_YOUR TASK_
Retype the whole listing below, character for character.

:: TASK INPUT

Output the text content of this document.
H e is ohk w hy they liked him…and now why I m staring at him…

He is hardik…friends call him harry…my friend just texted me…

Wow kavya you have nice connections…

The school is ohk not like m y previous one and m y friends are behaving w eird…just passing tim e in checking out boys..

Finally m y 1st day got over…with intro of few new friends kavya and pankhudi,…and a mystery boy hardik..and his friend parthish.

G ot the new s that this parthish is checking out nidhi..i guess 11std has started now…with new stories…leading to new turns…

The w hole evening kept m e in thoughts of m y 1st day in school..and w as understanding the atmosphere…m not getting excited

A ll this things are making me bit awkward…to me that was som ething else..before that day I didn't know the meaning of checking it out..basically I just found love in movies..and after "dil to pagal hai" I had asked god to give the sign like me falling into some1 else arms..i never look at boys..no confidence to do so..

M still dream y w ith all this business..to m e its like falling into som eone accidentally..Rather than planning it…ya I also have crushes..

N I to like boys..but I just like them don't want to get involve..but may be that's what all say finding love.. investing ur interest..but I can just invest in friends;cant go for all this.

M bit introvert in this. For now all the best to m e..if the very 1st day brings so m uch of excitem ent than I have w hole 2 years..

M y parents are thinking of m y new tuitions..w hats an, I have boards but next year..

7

::::

_WORKED ANSWER_
Output the text content of this document.
H e is ohk w hy they liked him…and now why I m staring at him…

He is hardik…friends call him harry…my friend just texted me…

Wow kavya you have nice connections…

The school is ohk not like m y previous one and m y friends are behaving w eird…just passing tim e in checking out boys..

Finally m y 1st day got over…with intro of few new friends kavya and pankhudi,…and a mystery boy hardik..and his friend parthish.

G ot the new s that this parthish is checking out nidhi..i guess 11std has started now…with new stories…leading to new turns…

The w hole evening kept m e in thoughts of m y 1st day in school..and w as understanding the atmosphere…m not getting excited

A ll this things are making me bit awkward…to me that was som ething else..before that day I didn't know the meaning of checking it out..basically I just found love in movies..and after "dil to pagal hai" I had asked god to give the sign like me falling into some1 else arms..i never look at boys..no confidence to do so..

M still dream y w ith all this business..to m e its like falling into som eone accidentally..Rather than planning it…ya I also have crushes..

N I to like boys..but I just like them don't want to get involve..but may be that's what all say finding love.. investing ur interest..but I can just invest in friends;cant go for all this.

M bit introvert in this. For now all the best to m e..if the very 1st day brings so m uch of excitem ent than I have w hole 2 years..

M y parents are thinking of m y new tuitions..w hats an, I have boards but next year..

7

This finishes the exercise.